── Records to process ──

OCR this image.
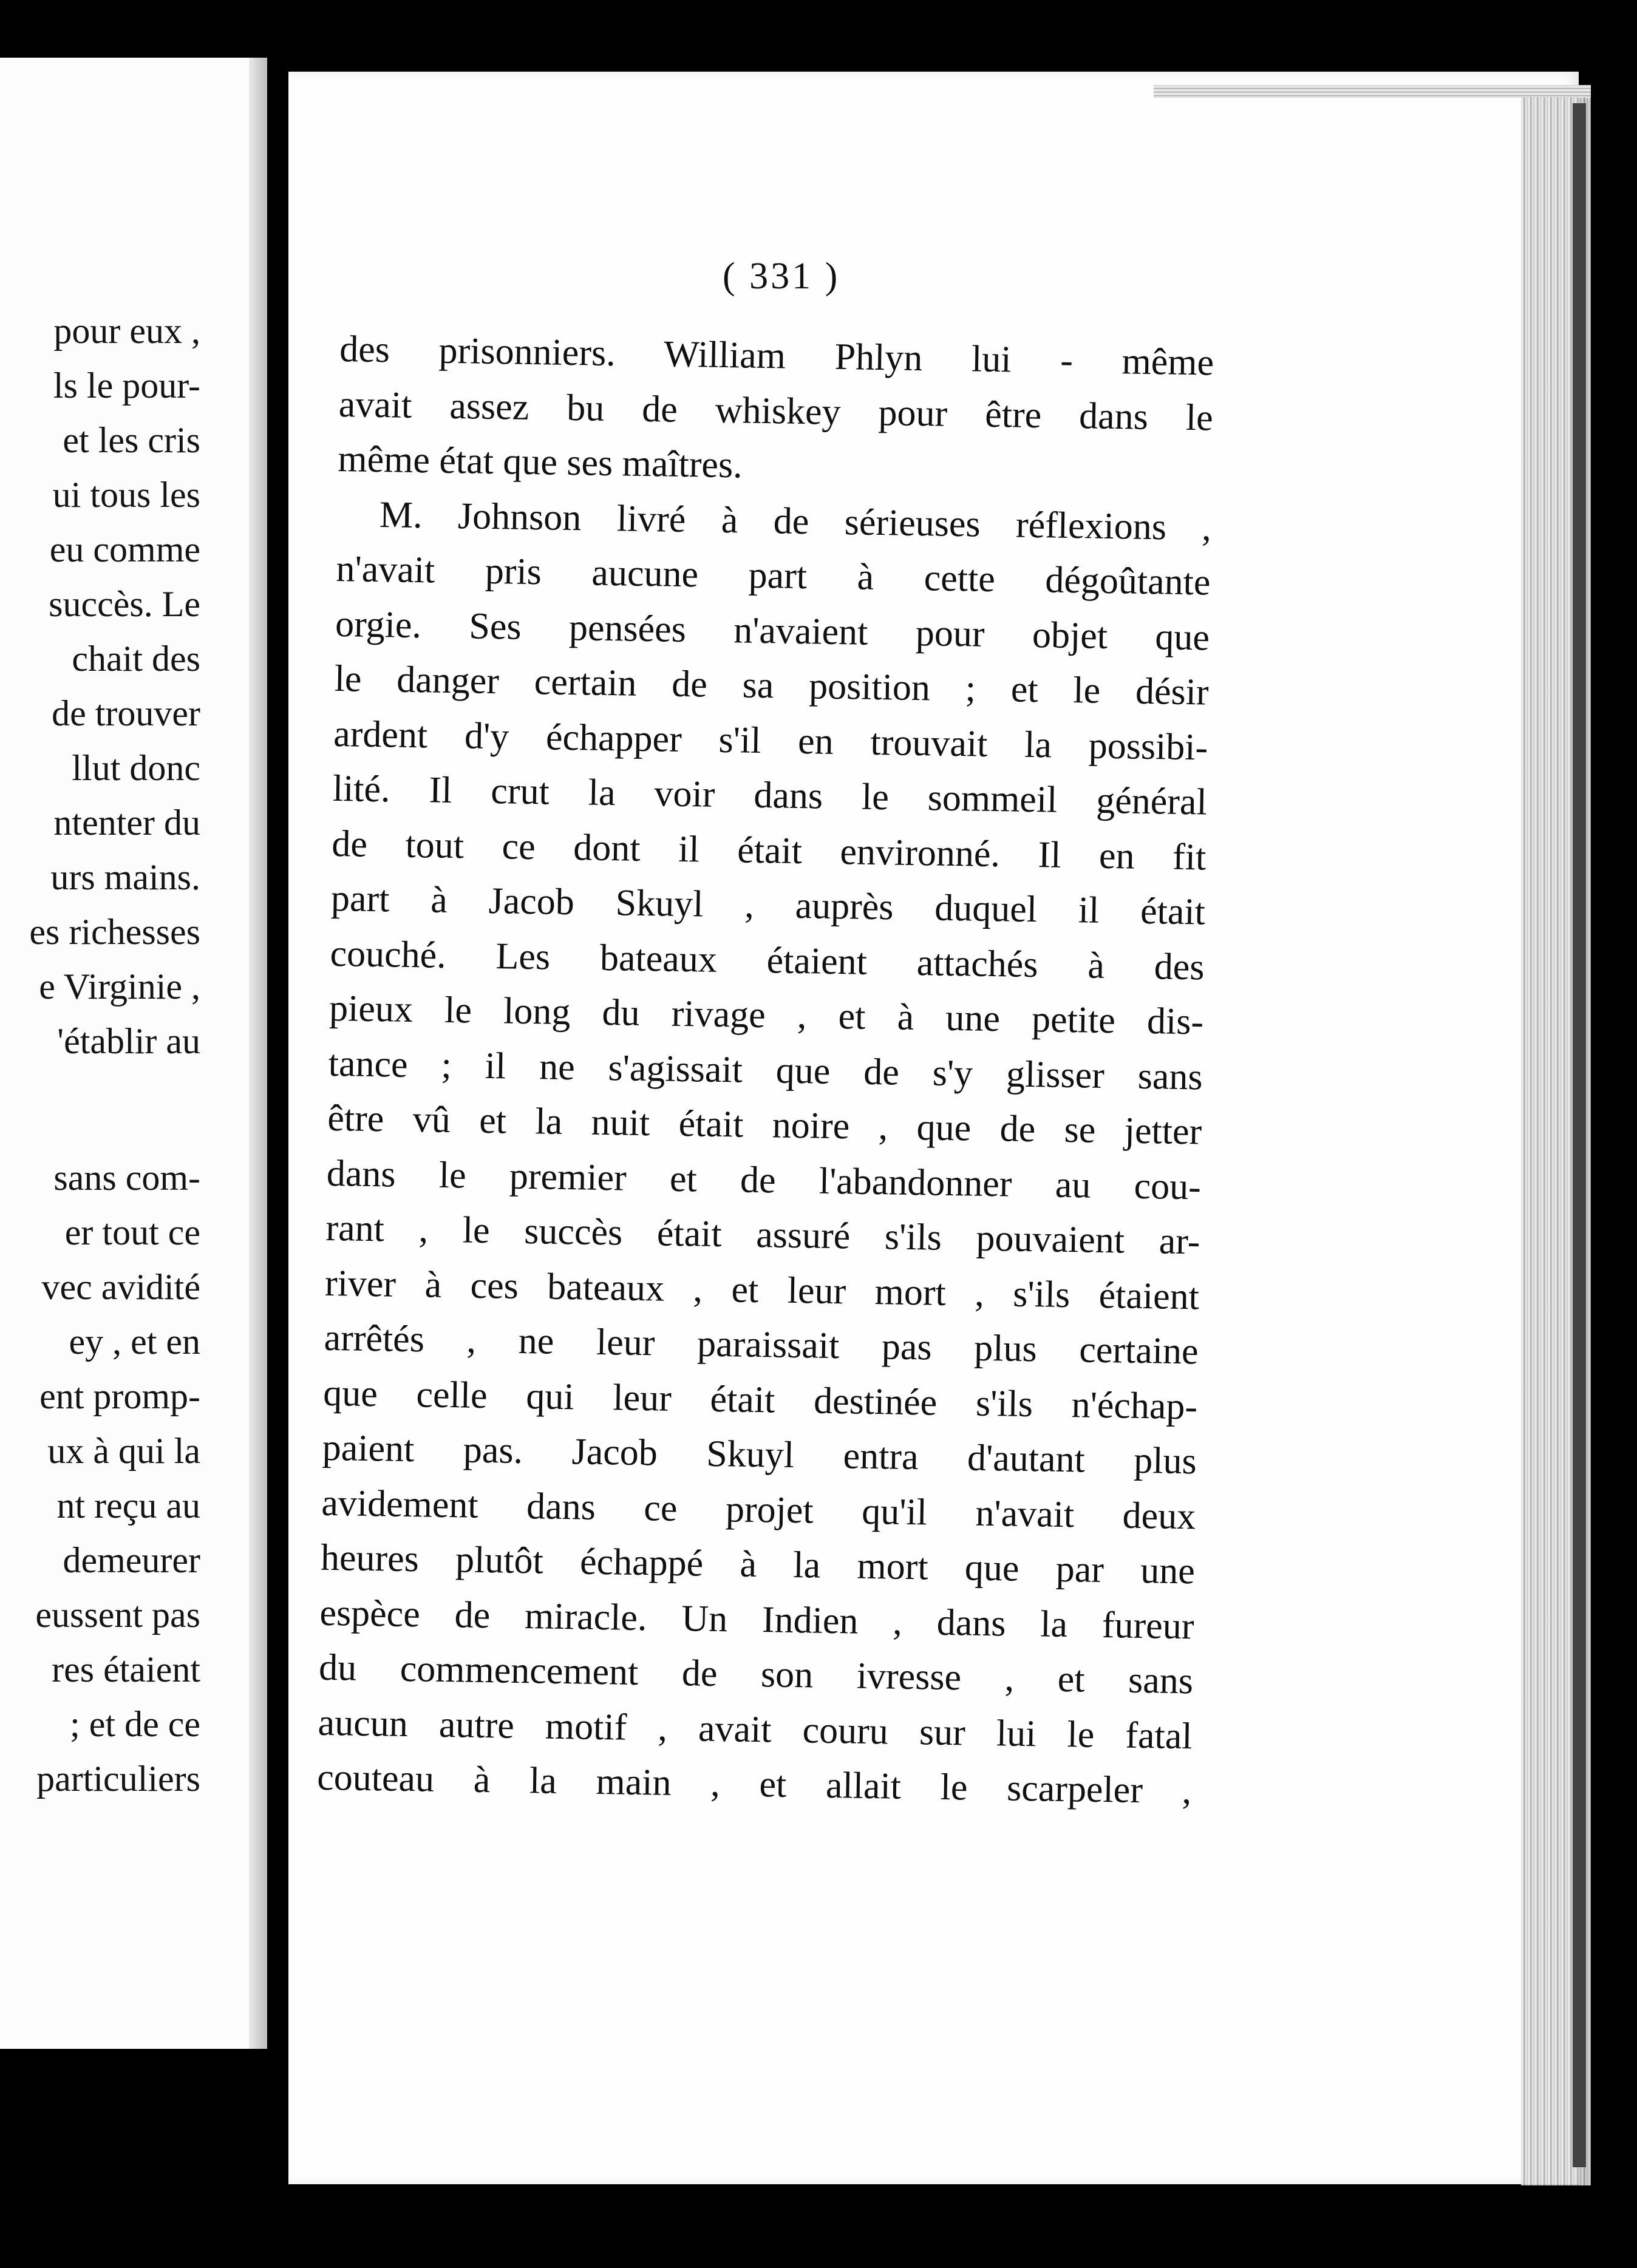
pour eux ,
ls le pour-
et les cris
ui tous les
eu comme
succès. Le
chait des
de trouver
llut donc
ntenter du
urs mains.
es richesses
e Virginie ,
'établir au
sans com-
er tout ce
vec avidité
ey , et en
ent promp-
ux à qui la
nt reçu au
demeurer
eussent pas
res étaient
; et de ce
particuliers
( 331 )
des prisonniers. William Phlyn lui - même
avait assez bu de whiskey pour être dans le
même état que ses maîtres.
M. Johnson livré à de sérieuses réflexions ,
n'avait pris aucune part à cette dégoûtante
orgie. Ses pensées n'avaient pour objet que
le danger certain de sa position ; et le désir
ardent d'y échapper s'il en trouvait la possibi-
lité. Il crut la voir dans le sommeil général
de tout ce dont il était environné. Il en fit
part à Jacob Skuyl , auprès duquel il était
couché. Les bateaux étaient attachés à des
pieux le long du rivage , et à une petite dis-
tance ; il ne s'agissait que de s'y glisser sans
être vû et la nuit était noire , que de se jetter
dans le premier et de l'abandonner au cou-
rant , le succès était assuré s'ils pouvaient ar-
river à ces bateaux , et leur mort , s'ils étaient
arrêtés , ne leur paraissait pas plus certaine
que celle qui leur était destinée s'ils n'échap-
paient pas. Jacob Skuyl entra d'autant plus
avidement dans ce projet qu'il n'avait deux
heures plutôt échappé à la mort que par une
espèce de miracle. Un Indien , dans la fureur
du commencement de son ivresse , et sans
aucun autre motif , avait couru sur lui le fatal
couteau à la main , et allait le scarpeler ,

───

▶ [Challenge] Gather up every line from the listing above in which the word "étaient" occurs.

▶ [Answer to this problem]
res étaient
couché. Les bateaux étaient attachés à des
river à ces bateaux , et leur mort , s'ils étaient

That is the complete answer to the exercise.